• **INSTRUCTIONS FOR THE TASK**
Reproduce word for word the part of the inguinal hernia article listing starting at "DOI: 10.35366/106726" and ending at "size: 211.29 Kb.".

Right inguinal hernia with the presence of uterus, falopian tube and ovary associated with Mayer-Rokitansky-Küster-Hauser syndrome

Ramírez-Mendoza, Carlos Humberto1; Sánchez-Sierra, Luis Enrique2; Romero-Lanza, Ana3; Chicas Reyes, Araceli4
Full text How to cite this article 10.35366/106726

DOI

DOI: 10.35366/106726
URL: https://dx.doi.org/10.35366/106726

Language: English/Spanish [Versi?n en espa?ol]
References: 15
Page: 137-140
PDF size: 211.29 Kb.


Key words:

Inguinal hernia, Mayer-Rokitansky-Küster-Hauser syndrome, falopian tube, ovary.

• **DATA SECTION**
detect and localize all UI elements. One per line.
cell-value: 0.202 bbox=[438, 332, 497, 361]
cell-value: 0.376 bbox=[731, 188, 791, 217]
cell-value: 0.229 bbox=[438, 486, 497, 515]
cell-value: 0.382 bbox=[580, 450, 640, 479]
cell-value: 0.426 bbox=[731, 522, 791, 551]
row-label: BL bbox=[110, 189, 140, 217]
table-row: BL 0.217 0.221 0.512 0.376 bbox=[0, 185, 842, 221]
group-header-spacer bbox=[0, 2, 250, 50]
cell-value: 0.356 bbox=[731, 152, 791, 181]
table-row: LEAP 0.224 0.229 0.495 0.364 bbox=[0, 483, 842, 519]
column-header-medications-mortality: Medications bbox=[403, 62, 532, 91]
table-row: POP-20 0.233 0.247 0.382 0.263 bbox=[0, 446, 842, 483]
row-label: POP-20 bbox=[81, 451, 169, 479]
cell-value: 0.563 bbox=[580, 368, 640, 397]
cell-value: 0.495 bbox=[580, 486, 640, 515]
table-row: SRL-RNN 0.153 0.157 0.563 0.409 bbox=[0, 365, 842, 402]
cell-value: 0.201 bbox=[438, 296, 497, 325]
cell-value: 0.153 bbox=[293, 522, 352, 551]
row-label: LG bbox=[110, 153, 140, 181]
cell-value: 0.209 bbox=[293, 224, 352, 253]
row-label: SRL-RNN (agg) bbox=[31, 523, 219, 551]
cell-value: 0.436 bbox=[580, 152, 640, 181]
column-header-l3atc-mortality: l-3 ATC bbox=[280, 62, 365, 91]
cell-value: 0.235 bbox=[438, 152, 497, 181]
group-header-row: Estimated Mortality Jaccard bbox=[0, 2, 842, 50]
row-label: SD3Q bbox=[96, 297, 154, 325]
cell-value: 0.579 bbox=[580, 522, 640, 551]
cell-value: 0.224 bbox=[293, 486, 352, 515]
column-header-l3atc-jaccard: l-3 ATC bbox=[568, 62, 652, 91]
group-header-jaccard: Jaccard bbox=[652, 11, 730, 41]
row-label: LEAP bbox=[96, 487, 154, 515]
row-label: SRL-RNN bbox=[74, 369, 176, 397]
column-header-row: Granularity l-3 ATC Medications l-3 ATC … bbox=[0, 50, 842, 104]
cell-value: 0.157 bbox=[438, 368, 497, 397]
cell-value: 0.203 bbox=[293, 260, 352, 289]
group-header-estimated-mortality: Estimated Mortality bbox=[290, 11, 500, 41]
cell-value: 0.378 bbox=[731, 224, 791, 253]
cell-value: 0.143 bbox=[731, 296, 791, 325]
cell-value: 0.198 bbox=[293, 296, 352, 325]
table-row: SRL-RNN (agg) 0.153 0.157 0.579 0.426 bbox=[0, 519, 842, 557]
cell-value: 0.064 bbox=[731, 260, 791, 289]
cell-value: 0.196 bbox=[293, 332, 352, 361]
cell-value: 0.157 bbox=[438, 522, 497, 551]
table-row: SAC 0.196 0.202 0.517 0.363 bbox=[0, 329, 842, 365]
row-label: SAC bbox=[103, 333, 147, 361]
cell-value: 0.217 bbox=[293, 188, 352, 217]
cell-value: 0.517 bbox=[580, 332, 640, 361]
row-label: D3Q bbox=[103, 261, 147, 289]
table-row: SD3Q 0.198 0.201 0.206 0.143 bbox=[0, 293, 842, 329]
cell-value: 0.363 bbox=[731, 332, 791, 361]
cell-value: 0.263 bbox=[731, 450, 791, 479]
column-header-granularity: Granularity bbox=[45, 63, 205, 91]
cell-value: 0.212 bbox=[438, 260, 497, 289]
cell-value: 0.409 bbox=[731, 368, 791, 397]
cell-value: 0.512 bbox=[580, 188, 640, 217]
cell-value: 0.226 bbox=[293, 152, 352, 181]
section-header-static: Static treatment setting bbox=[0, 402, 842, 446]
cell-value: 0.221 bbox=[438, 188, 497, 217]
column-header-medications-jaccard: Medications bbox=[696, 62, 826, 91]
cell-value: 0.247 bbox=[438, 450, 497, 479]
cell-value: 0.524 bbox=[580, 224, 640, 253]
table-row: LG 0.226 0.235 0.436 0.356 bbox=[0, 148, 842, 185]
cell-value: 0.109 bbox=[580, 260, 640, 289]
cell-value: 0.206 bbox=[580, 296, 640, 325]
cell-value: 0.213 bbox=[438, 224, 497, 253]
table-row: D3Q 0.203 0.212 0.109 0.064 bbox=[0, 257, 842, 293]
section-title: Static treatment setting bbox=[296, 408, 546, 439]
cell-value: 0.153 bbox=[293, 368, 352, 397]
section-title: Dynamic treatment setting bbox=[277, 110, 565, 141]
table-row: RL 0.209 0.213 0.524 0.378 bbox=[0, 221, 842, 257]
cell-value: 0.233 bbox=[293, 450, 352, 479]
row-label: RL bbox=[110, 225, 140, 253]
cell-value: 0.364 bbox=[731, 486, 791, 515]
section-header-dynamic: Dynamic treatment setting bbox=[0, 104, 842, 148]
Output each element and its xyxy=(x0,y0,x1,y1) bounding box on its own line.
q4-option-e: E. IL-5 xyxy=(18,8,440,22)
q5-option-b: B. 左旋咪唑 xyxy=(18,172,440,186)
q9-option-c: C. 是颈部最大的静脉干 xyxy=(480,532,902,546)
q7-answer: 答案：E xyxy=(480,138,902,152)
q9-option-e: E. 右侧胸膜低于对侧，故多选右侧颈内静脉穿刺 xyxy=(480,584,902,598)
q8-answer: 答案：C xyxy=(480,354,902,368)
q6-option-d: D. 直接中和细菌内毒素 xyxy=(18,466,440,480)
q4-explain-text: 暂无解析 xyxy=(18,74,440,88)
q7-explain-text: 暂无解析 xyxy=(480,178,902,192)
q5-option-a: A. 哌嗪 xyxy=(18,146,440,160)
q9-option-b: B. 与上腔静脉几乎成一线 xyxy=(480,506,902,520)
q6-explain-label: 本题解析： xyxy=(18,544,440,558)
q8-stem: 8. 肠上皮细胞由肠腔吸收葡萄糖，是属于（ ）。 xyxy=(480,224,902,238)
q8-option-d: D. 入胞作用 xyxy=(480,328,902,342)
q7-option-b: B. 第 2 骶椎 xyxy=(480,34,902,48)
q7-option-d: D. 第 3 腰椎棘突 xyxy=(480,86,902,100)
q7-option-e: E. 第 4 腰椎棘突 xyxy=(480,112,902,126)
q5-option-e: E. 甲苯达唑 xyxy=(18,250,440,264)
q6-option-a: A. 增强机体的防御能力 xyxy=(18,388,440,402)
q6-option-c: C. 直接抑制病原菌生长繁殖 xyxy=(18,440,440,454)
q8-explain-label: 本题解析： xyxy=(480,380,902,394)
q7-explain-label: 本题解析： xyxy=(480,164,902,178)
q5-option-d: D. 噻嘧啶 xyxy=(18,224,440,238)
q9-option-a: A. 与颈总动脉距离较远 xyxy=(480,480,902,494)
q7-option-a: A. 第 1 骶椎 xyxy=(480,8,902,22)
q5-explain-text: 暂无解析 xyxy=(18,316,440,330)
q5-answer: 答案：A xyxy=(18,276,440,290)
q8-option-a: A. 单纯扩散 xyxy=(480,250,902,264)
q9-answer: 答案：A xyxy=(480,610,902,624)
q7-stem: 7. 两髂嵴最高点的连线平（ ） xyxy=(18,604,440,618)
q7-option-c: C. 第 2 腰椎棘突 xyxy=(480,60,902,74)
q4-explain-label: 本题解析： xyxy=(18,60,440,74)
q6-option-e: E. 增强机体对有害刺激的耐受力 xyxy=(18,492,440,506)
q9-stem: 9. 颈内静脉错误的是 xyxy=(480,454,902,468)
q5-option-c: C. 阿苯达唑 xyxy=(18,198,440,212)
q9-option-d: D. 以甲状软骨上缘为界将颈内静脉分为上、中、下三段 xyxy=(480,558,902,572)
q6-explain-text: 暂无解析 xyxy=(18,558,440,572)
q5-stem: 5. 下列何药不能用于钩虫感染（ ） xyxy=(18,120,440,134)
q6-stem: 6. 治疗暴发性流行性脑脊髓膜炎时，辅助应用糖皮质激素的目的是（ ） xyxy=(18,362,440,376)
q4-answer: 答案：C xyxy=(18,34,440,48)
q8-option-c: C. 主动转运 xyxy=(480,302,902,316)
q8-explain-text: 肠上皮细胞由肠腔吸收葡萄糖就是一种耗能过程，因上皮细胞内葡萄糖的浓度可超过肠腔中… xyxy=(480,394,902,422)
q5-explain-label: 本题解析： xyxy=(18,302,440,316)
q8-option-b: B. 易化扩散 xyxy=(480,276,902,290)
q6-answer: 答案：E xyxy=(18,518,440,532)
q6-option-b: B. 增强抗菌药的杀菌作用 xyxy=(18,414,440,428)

• **SOLUTION BELOW**
DOI: 10.35366/106726
URL: https://dx.doi.org/10.35366/106726

Language: English/Spanish [Versi?n en espa?ol]
References: 15
Page: 137-140
PDF size: 211.29 Kb.